(Dataset records on visual material)

__________________________________________________

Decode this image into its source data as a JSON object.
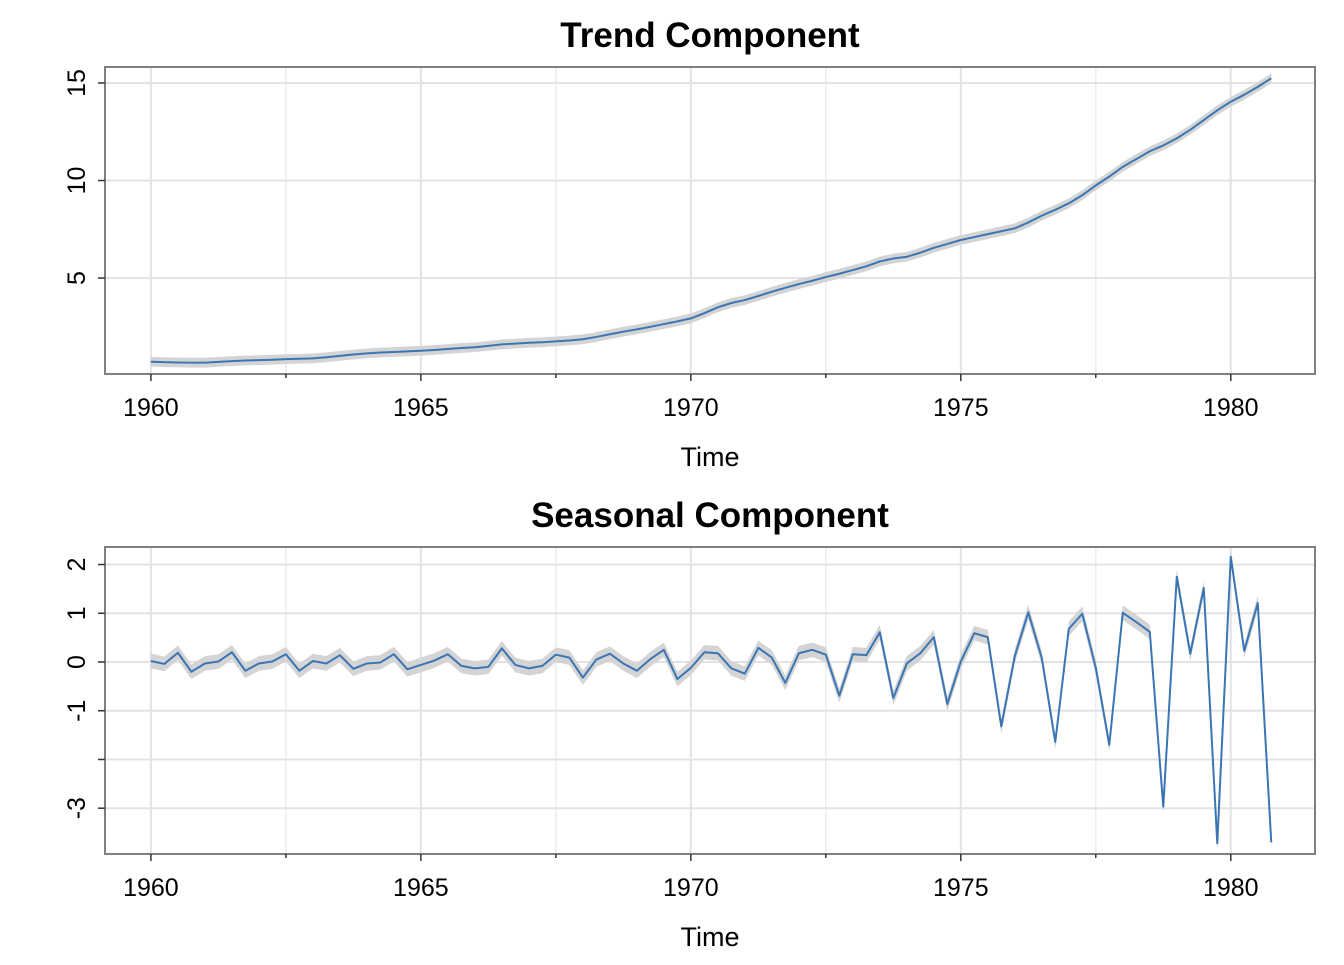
{
  "chart_data": [
    {
      "type": "line",
      "title": "Trend Component",
      "xlabel": "Time",
      "ylabel": "",
      "x_start": 1960,
      "x_step": 0.25,
      "xlim": [
        1959.15,
        1981.56
      ],
      "ylim": [
        0.08,
        15.82
      ],
      "xticks": [
        1960,
        1965,
        1970,
        1975,
        1980
      ],
      "yticks": [
        5,
        10,
        15
      ],
      "grid": true,
      "line_color": "#3a76b4",
      "band_color": "#d4d4d4",
      "band_halfwidth": 0.25,
      "values": [
        0.71,
        0.69,
        0.67,
        0.66,
        0.66,
        0.7,
        0.74,
        0.77,
        0.79,
        0.81,
        0.84,
        0.86,
        0.88,
        0.94,
        1.01,
        1.08,
        1.14,
        1.18,
        1.21,
        1.24,
        1.27,
        1.31,
        1.36,
        1.41,
        1.45,
        1.52,
        1.6,
        1.64,
        1.68,
        1.71,
        1.75,
        1.8,
        1.86,
        1.98,
        2.12,
        2.25,
        2.37,
        2.5,
        2.64,
        2.78,
        2.93,
        3.2,
        3.5,
        3.72,
        3.87,
        4.08,
        4.3,
        4.5,
        4.69,
        4.86,
        5.05,
        5.22,
        5.41,
        5.6,
        5.85,
        6.0,
        6.09,
        6.3,
        6.55,
        6.75,
        6.95,
        7.1,
        7.25,
        7.4,
        7.55,
        7.85,
        8.2,
        8.5,
        8.83,
        9.25,
        9.75,
        10.2,
        10.7,
        11.1,
        11.5,
        11.8,
        12.16,
        12.6,
        13.1,
        13.6,
        14.04,
        14.4,
        14.8,
        15.24
      ]
    },
    {
      "type": "line",
      "title": "Seasonal Component",
      "xlabel": "Time",
      "ylabel": "",
      "x_start": 1960,
      "x_step": 0.25,
      "xlim": [
        1959.15,
        1981.56
      ],
      "ylim": [
        -3.94,
        2.36
      ],
      "xticks": [
        1960,
        1965,
        1970,
        1975,
        1980
      ],
      "yticks": [
        2,
        1,
        0,
        -1,
        -2,
        -3
      ],
      "ytick_labels": [
        "2",
        "1",
        "0",
        "-1",
        "",
        "-3"
      ],
      "grid": true,
      "line_color": "#3a76b4",
      "band_color": "#d4d4d4",
      "band_halfwidth": 0.15,
      "values": [
        0.02,
        -0.04,
        0.19,
        -0.2,
        -0.03,
        0.01,
        0.2,
        -0.18,
        -0.03,
        0.01,
        0.16,
        -0.18,
        0.02,
        -0.03,
        0.14,
        -0.14,
        -0.03,
        -0.01,
        0.16,
        -0.15,
        -0.06,
        0.03,
        0.16,
        -0.08,
        -0.13,
        -0.1,
        0.28,
        -0.06,
        -0.13,
        -0.08,
        0.15,
        0.09,
        -0.32,
        0.05,
        0.17,
        -0.03,
        -0.18,
        0.06,
        0.25,
        -0.35,
        -0.12,
        0.2,
        0.18,
        -0.13,
        -0.24,
        0.29,
        0.09,
        -0.43,
        0.18,
        0.25,
        0.15,
        -0.69,
        0.16,
        0.14,
        0.61,
        -0.74,
        -0.03,
        0.18,
        0.51,
        -0.86,
        0.01,
        0.59,
        0.51,
        -1.32,
        0.12,
        1.02,
        0.08,
        -1.64,
        0.68,
        0.99,
        -0.12,
        -1.7,
        1.01,
        0.82,
        0.62,
        -2.97,
        1.75,
        0.17,
        1.52,
        -3.72,
        2.16,
        0.23,
        1.21,
        -3.7
      ]
    }
  ]
}
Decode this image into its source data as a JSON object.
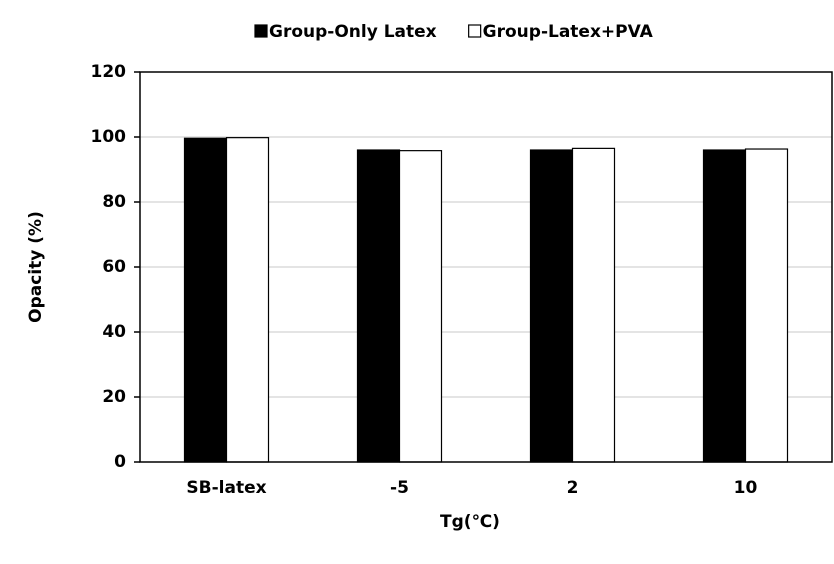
{
  "chart_data": {
    "type": "bar",
    "x_label": "Tg(℃)",
    "y_label": "Opacity (%)",
    "categories": [
      "SB-latex",
      "-5",
      "2",
      "10"
    ],
    "series": [
      {
        "name": "Group-Only Latex",
        "color": "#000000",
        "values": [
          99.6,
          96,
          96,
          96
        ]
      },
      {
        "name": "Group-Latex+PVA",
        "color": "#ffffff",
        "values": [
          99.8,
          95.8,
          96.5,
          96.3
        ]
      }
    ],
    "ylim": [
      0,
      120
    ],
    "yticks": [
      0,
      20,
      40,
      60,
      80,
      100,
      120
    ],
    "grid": true,
    "legend": "top"
  }
}
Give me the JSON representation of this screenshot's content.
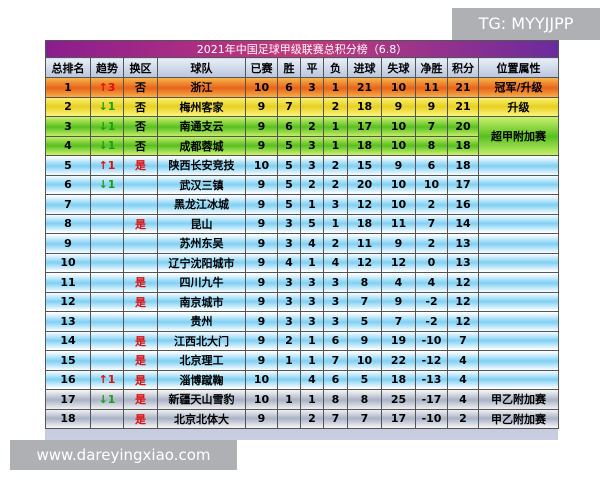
{
  "watermark_top": "TG: MYYJJPP",
  "watermark_bottom": "www.dareyingxiao.com",
  "table": {
    "title": "2021年中国足球甲级联赛总积分榜（6.8）",
    "header": [
      "总排名",
      "趋势",
      "换区",
      "球队",
      "已赛",
      "胜",
      "平",
      "负",
      "进球",
      "失球",
      "净胜",
      "积分",
      "位置属性"
    ],
    "rows": [
      {
        "rank": 1,
        "trend": "↑3",
        "zone": "否",
        "team": "浙江",
        "played": 10,
        "won": 6,
        "drawn": 3,
        "lost": 1,
        "gf": 21,
        "ga": 10,
        "gd": 11,
        "pts": 21,
        "position": "冠军/升级"
      },
      {
        "rank": 2,
        "trend": "↓1",
        "zone": "否",
        "team": "梅州客家",
        "played": 9,
        "won": 7,
        "lost": 2,
        "gf": 18,
        "ga": 9,
        "gd": 9,
        "pts": 21,
        "position": "升级"
      },
      {
        "rank": 3,
        "trend": "↓1",
        "zone": "否",
        "team": "南通支云",
        "played": 9,
        "won": 6,
        "drawn": 2,
        "lost": 1,
        "gf": 17,
        "ga": 10,
        "gd": 7,
        "pts": 20,
        "position": "超甲附加赛"
      },
      {
        "rank": 4,
        "trend": "↓1",
        "zone": "否",
        "team": "成都蓉城",
        "played": 9,
        "won": 5,
        "drawn": 3,
        "lost": 1,
        "gf": 18,
        "ga": 10,
        "gd": 8,
        "pts": 18
      },
      {
        "rank": 5,
        "trend": "↑1",
        "zone": "是",
        "team": "陕西长安竞技",
        "played": 10,
        "won": 5,
        "drawn": 3,
        "lost": 2,
        "gf": 15,
        "ga": 9,
        "gd": 6,
        "pts": 18
      },
      {
        "rank": 6,
        "trend": "↓1",
        "team": "武汉三镇",
        "played": 9,
        "won": 5,
        "drawn": 2,
        "lost": 2,
        "gf": 20,
        "ga": 10,
        "gd": 10,
        "pts": 17
      },
      {
        "rank": 7,
        "team": "黑龙江冰城",
        "played": 9,
        "won": 5,
        "drawn": 1,
        "lost": 3,
        "gf": 12,
        "ga": 10,
        "gd": 2,
        "pts": 16
      },
      {
        "rank": 8,
        "zone": "是",
        "team": "昆山",
        "played": 9,
        "won": 3,
        "drawn": 5,
        "lost": 1,
        "gf": 18,
        "ga": 11,
        "gd": 7,
        "pts": 14
      },
      {
        "rank": 9,
        "team": "苏州东吴",
        "played": 9,
        "won": 3,
        "drawn": 4,
        "lost": 2,
        "gf": 11,
        "ga": 9,
        "gd": 2,
        "pts": 13
      },
      {
        "rank": 10,
        "team": "辽宁沈阳城市",
        "played": 9,
        "won": 4,
        "drawn": 1,
        "lost": 4,
        "gf": 12,
        "ga": 12,
        "gd": 0,
        "pts": 13
      },
      {
        "rank": 11,
        "zone": "是",
        "team": "四川九牛",
        "played": 9,
        "won": 3,
        "drawn": 3,
        "lost": 3,
        "gf": 8,
        "ga": 4,
        "gd": 4,
        "pts": 12
      },
      {
        "rank": 12,
        "zone": "是",
        "team": "南京城市",
        "played": 9,
        "won": 3,
        "drawn": 3,
        "lost": 3,
        "gf": 7,
        "ga": 9,
        "gd": -2,
        "pts": 12
      },
      {
        "rank": 13,
        "team": "贵州",
        "played": 9,
        "won": 3,
        "drawn": 3,
        "lost": 3,
        "gf": 5,
        "ga": 7,
        "gd": -2,
        "pts": 12
      },
      {
        "rank": 14,
        "zone": "是",
        "team": "江西北大门",
        "played": 9,
        "won": 2,
        "drawn": 1,
        "lost": 6,
        "gf": 9,
        "ga": 19,
        "gd": -10,
        "pts": 7
      },
      {
        "rank": 15,
        "zone": "是",
        "team": "北京理工",
        "played": 9,
        "won": 1,
        "drawn": 1,
        "lost": 7,
        "gf": 10,
        "ga": 22,
        "gd": -12,
        "pts": 4
      },
      {
        "rank": 16,
        "trend": "↑1",
        "zone": "是",
        "team": "淄博蹴鞠",
        "played": 10,
        "drawn": 4,
        "lost": 6,
        "gf": 5,
        "ga": 18,
        "gd": -13,
        "pts": 4
      },
      {
        "rank": 17,
        "trend": "↓1",
        "zone": "是",
        "team": "新疆天山雪豹",
        "played": 10,
        "won": 1,
        "drawn": 1,
        "lost": 8,
        "gf": 8,
        "ga": 25,
        "gd": -17,
        "pts": 4,
        "position": "甲乙附加赛"
      },
      {
        "rank": 18,
        "zone": "是",
        "team": "北京北体大",
        "played": 9,
        "drawn": 2,
        "lost": 7,
        "gf": 7,
        "ga": 17,
        "gd": -10,
        "pts": 2,
        "position": "甲乙附加赛"
      }
    ]
  }
}
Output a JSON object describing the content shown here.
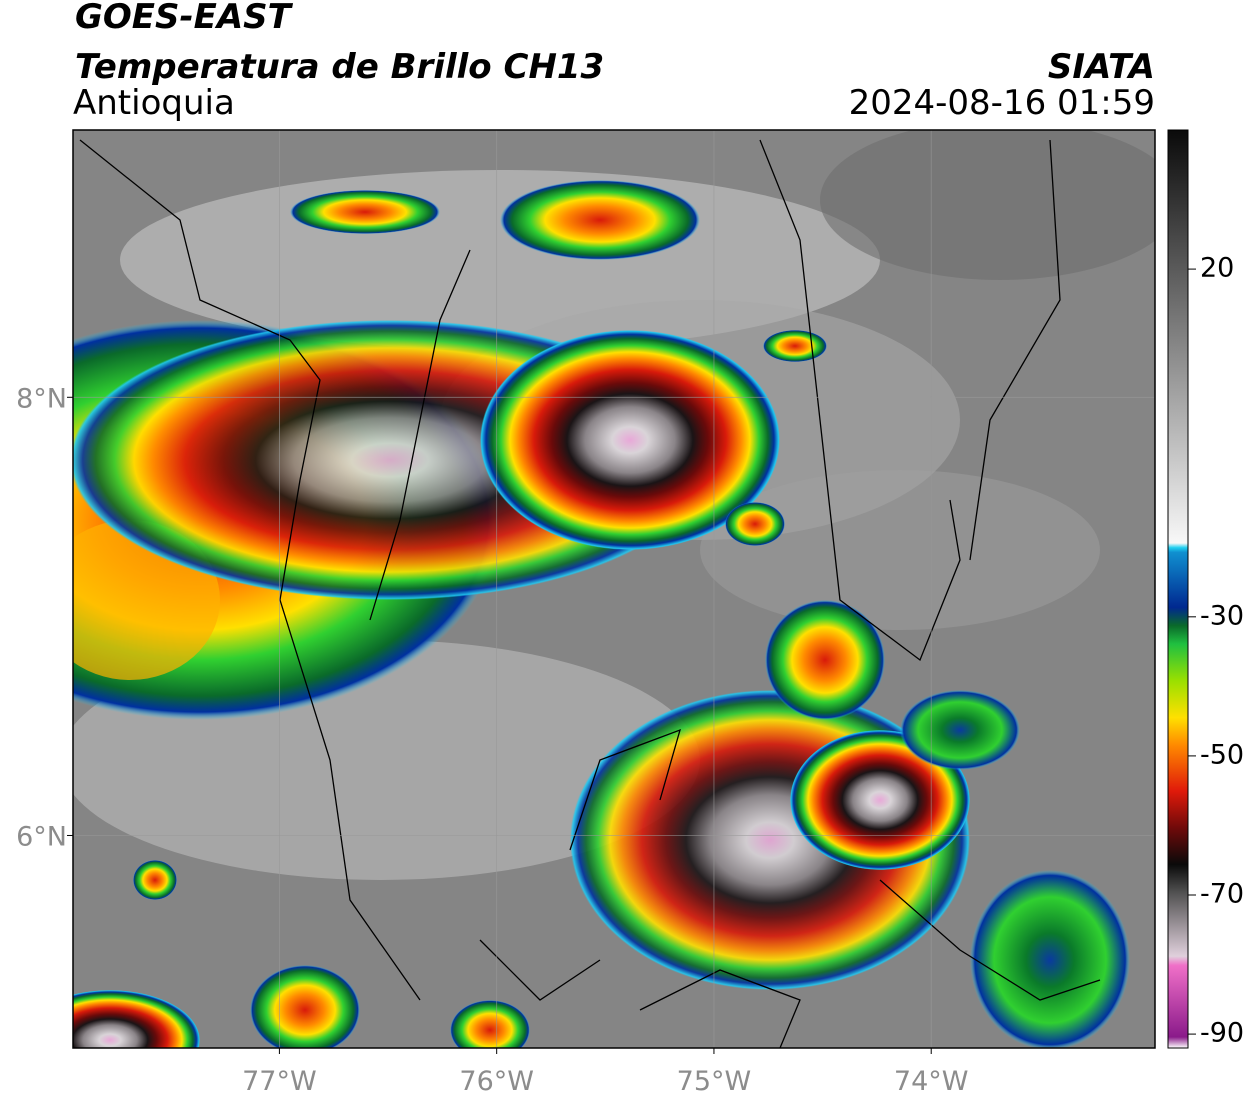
{
  "header": {
    "satellite": "GOES-EAST",
    "product": "Temperatura de Brillo CH13",
    "region": "Antioquia",
    "agency": "SIATA",
    "datetime": "2024-08-16 01:59"
  },
  "map": {
    "xlim": [
      -77.95,
      -72.97
    ],
    "ylim": [
      5.03,
      9.22
    ],
    "xticks": [
      {
        "value": -77,
        "label": "77°W"
      },
      {
        "value": -76,
        "label": "76°W"
      },
      {
        "value": -75,
        "label": "75°W"
      },
      {
        "value": -74,
        "label": "74°W"
      }
    ],
    "yticks": [
      {
        "value": 8,
        "label": "8°N"
      },
      {
        "value": 6,
        "label": "6°N"
      }
    ]
  },
  "colorbar": {
    "lim": [
      -92,
      40
    ],
    "ticks": [
      20,
      -30,
      -50,
      -70,
      -90
    ]
  }
}
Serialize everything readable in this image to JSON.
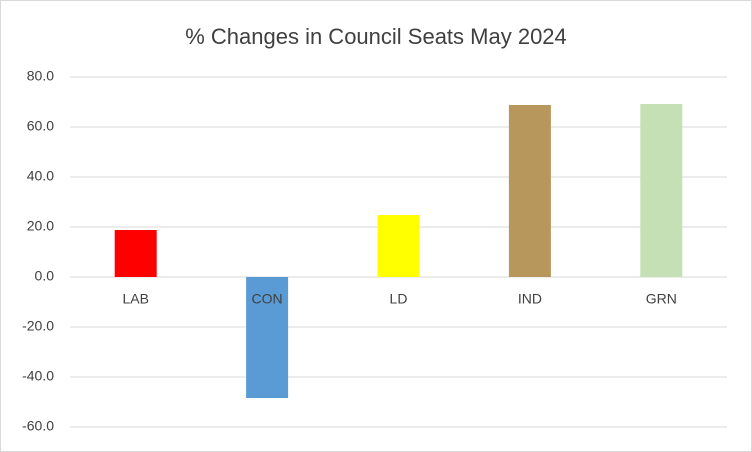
{
  "chart_data": {
    "type": "bar",
    "title": "% Changes in Council Seats May 2024",
    "categories": [
      "LAB",
      "CON",
      "LD",
      "IND",
      "GRN"
    ],
    "values": [
      18.8,
      -48.4,
      24.8,
      68.8,
      69.2
    ],
    "colors": [
      "#ff0000",
      "#5b9bd5",
      "#ffff00",
      "#b8975c",
      "#c5e0b4"
    ],
    "ylim": [
      -60,
      80
    ],
    "yticks": [
      {
        "value": -60,
        "label": "-60.0"
      },
      {
        "value": -40,
        "label": "-40.0"
      },
      {
        "value": -20,
        "label": "-20.0"
      },
      {
        "value": 0,
        "label": "0.0"
      },
      {
        "value": 20,
        "label": "20.0"
      },
      {
        "value": 40,
        "label": "40.0"
      },
      {
        "value": 60,
        "label": "60.0"
      },
      {
        "value": 80,
        "label": "80.0"
      }
    ],
    "grid": true
  }
}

__________________________________________________

WORK TO DO
Find each line holding "JSON". Copy it out.

ANSWER TO THIS TASK
Decode this image into its source data as a JSON object.
Decode this image into its source data as a JSON object.
Give me the JSON representation of this screenshot's content.
Output a JSON object describing the content shown here.
Serialize everything readable in this image to JSON.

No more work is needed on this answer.